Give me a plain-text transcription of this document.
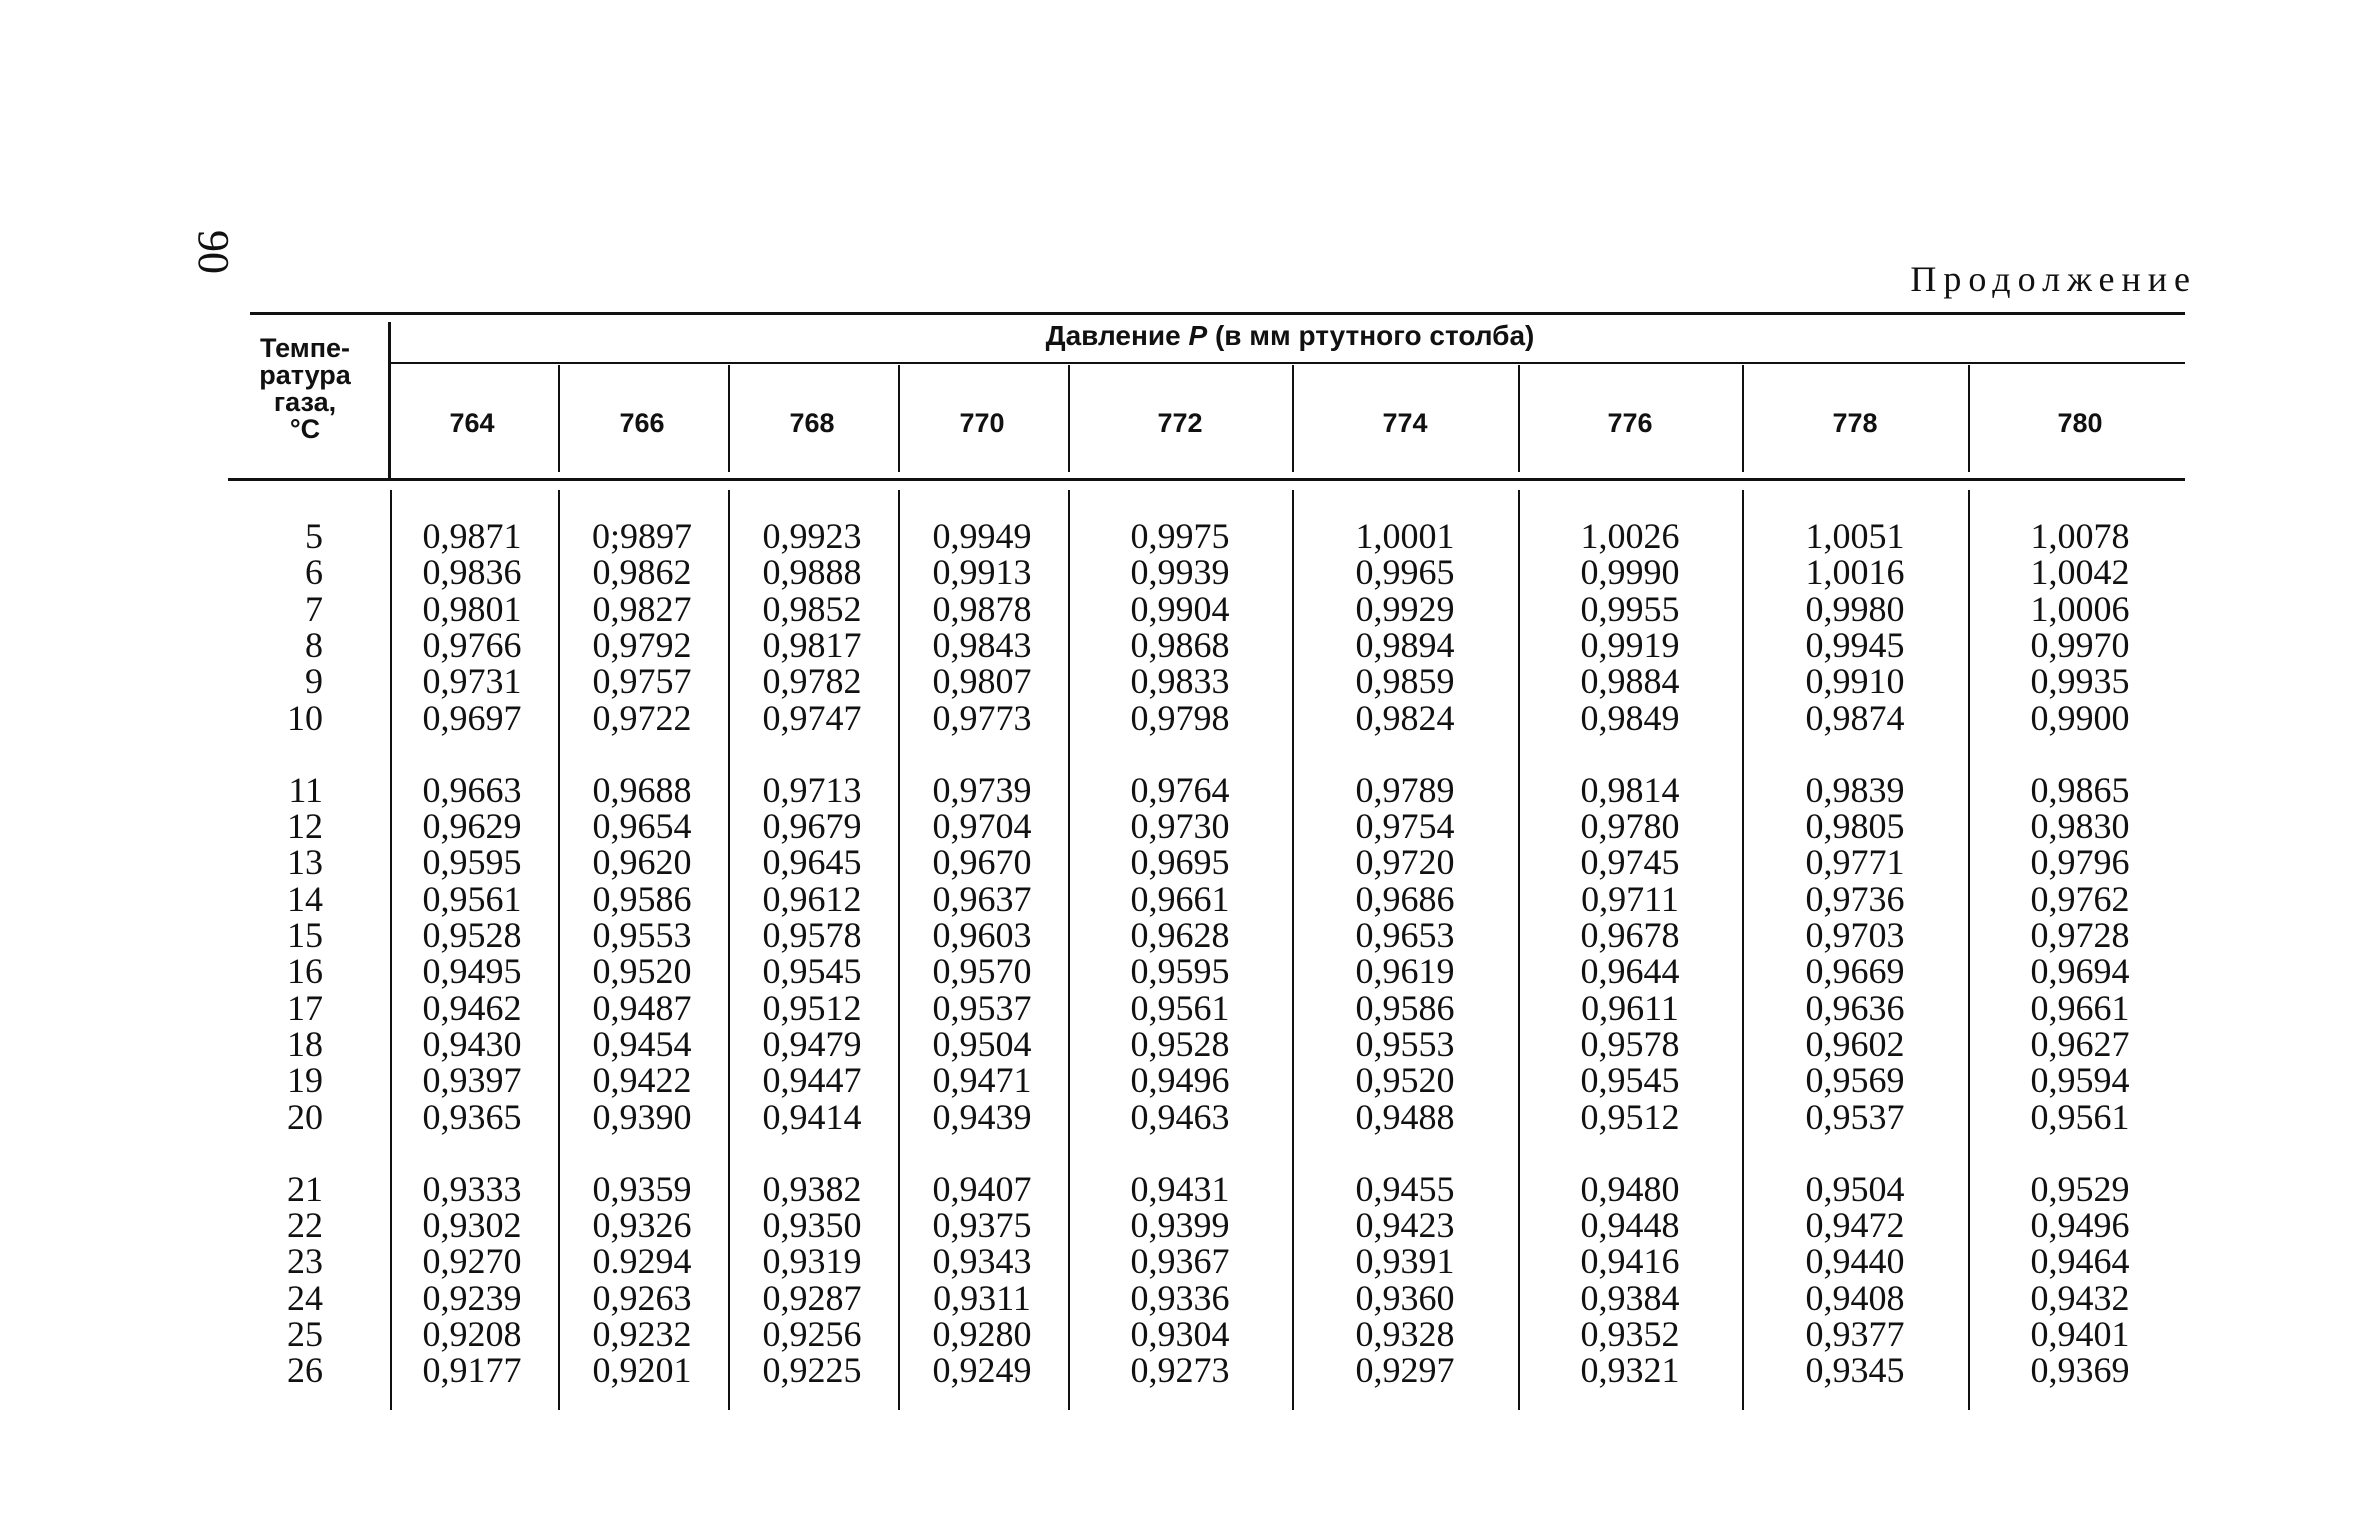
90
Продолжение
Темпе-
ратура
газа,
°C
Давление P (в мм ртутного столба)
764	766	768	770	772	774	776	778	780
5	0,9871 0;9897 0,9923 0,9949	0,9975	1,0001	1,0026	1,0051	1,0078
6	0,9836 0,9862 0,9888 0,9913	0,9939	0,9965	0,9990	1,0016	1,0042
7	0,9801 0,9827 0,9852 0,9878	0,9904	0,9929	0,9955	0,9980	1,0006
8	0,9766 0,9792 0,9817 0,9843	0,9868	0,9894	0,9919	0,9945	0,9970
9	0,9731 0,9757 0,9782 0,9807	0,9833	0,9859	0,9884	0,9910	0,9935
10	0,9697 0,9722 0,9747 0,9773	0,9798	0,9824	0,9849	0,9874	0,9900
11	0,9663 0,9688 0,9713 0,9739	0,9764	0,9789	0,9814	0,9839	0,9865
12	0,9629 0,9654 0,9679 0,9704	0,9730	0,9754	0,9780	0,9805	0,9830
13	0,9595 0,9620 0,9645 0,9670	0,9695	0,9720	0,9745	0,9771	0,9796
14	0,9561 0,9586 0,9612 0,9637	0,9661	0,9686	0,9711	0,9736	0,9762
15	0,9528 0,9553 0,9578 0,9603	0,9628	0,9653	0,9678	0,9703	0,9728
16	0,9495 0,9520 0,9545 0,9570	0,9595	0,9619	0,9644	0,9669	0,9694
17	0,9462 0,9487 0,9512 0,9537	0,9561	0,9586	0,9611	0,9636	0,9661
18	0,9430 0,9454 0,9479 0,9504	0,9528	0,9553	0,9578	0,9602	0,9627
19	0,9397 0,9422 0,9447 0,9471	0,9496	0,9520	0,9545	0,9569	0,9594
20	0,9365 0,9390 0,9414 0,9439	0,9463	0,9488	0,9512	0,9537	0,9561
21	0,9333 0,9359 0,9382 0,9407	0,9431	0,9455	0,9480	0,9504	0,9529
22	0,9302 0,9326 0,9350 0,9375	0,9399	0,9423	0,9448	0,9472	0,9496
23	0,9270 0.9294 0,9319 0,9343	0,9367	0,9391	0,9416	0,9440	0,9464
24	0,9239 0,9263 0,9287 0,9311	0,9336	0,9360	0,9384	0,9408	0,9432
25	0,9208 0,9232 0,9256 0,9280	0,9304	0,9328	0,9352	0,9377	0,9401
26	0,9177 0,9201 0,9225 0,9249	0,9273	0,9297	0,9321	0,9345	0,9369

━━━━

> WHAT IS REQUIRED: Transcribe the records above verbatim. Do not carry over any picture.

> CORRECT ANSWER:
Give me a plain-text transcription of this document.
90
Продолжение
Темпе-
ратура
газа,
°C
Давление P (в мм ртутного столба)
764	766	768	770	772	774	776	778	780
5	0,9871 0;9897 0,9923 0,9949	0,9975	1,0001	1,0026	1,0051	1,0078
6	0,9836 0,9862 0,9888 0,9913	0,9939	0,9965	0,9990	1,0016	1,0042
7	0,9801 0,9827 0,9852 0,9878	0,9904	0,9929	0,9955	0,9980	1,0006
8	0,9766 0,9792 0,9817 0,9843	0,9868	0,9894	0,9919	0,9945	0,9970
9	0,9731 0,9757 0,9782 0,9807	0,9833	0,9859	0,9884	0,9910	0,9935
10	0,9697 0,9722 0,9747 0,9773	0,9798	0,9824	0,9849	0,9874	0,9900
11	0,9663 0,9688 0,9713 0,9739	0,9764	0,9789	0,9814	0,9839	0,9865
12	0,9629 0,9654 0,9679 0,9704	0,9730	0,9754	0,9780	0,9805	0,9830
13	0,9595 0,9620 0,9645 0,9670	0,9695	0,9720	0,9745	0,9771	0,9796
14	0,9561 0,9586 0,9612 0,9637	0,9661	0,9686	0,9711	0,9736	0,9762
15	0,9528 0,9553 0,9578 0,9603	0,9628	0,9653	0,9678	0,9703	0,9728
16	0,9495 0,9520 0,9545 0,9570	0,9595	0,9619	0,9644	0,9669	0,9694
17	0,9462 0,9487 0,9512 0,9537	0,9561	0,9586	0,9611	0,9636	0,9661
18	0,9430 0,9454 0,9479 0,9504	0,9528	0,9553	0,9578	0,9602	0,9627
19	0,9397 0,9422 0,9447 0,9471	0,9496	0,9520	0,9545	0,9569	0,9594
20	0,9365 0,9390 0,9414 0,9439	0,9463	0,9488	0,9512	0,9537	0,9561
21	0,9333 0,9359 0,9382 0,9407	0,9431	0,9455	0,9480	0,9504	0,9529
22	0,9302 0,9326 0,9350 0,9375	0,9399	0,9423	0,9448	0,9472	0,9496
23	0,9270 0.9294 0,9319 0,9343	0,9367	0,9391	0,9416	0,9440	0,9464
24	0,9239 0,9263 0,9287 0,9311	0,9336	0,9360	0,9384	0,9408	0,9432
25	0,9208 0,9232 0,9256 0,9280	0,9304	0,9328	0,9352	0,9377	0,9401
26	0,9177 0,9201 0,9225 0,9249	0,9273	0,9297	0,9321	0,9345	0,9369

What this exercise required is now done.